Set exercise:
Please find all lines in the data that hold the string "JSON" and copy them.

Supplied entries:
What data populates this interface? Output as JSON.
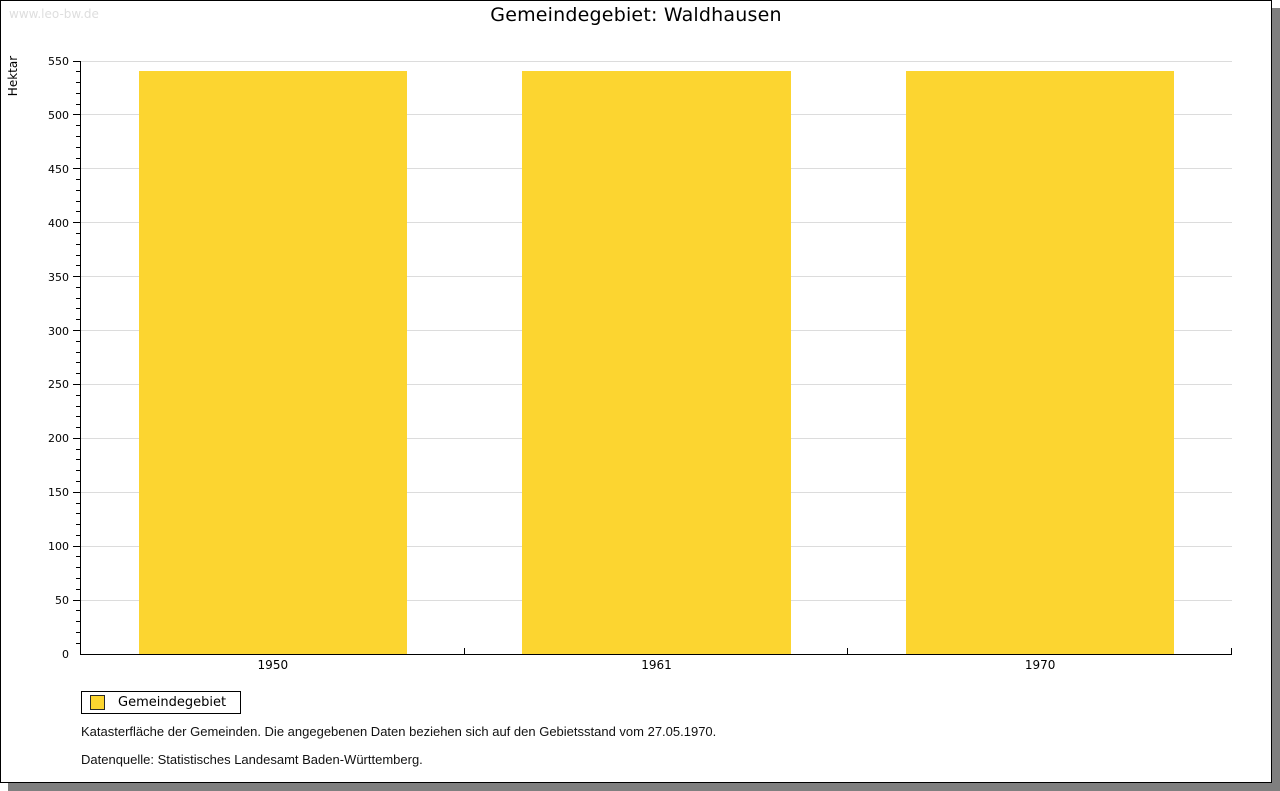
{
  "watermark": "www.leo-bw.de",
  "title": "Gemeindegebiet: Waldhausen",
  "legend": {
    "label": "Gemeindegebiet"
  },
  "footnotes": [
    "Katasterfläche der Gemeinden. Die angegebenen Daten beziehen sich auf den Gebietsstand vom 27.05.1970.",
    "Datenquelle: Statistisches Landesamt Baden-Württemberg."
  ],
  "colors": {
    "bar": "#FCD530",
    "gridline": "#dcdcdc",
    "frame_shadow": "#7f7f7f",
    "watermark": "#dedede"
  },
  "chart_data": {
    "type": "bar",
    "title": "Gemeindegebiet: Waldhausen",
    "categories": [
      "1950",
      "1961",
      "1970"
    ],
    "series": [
      {
        "name": "Gemeindegebiet",
        "color": "#FCD530",
        "values": [
          541,
          541,
          541
        ]
      }
    ],
    "xlabel": "",
    "ylabel": "Hektar",
    "ylim": [
      0,
      550
    ],
    "ytick_major": 50,
    "ytick_minor": 10,
    "grid": true,
    "legend_position": "bottom-left",
    "bar_width_fraction": 0.7
  }
}
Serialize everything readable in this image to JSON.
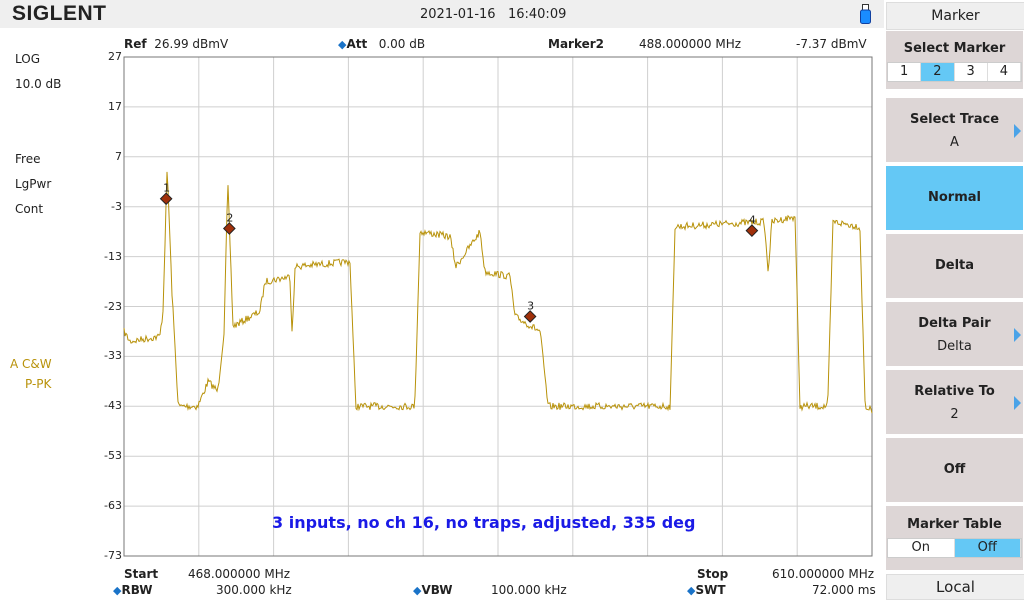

Result:
What data populates this interface? Output as JSON.
Serialize everything readable in this image to JSON.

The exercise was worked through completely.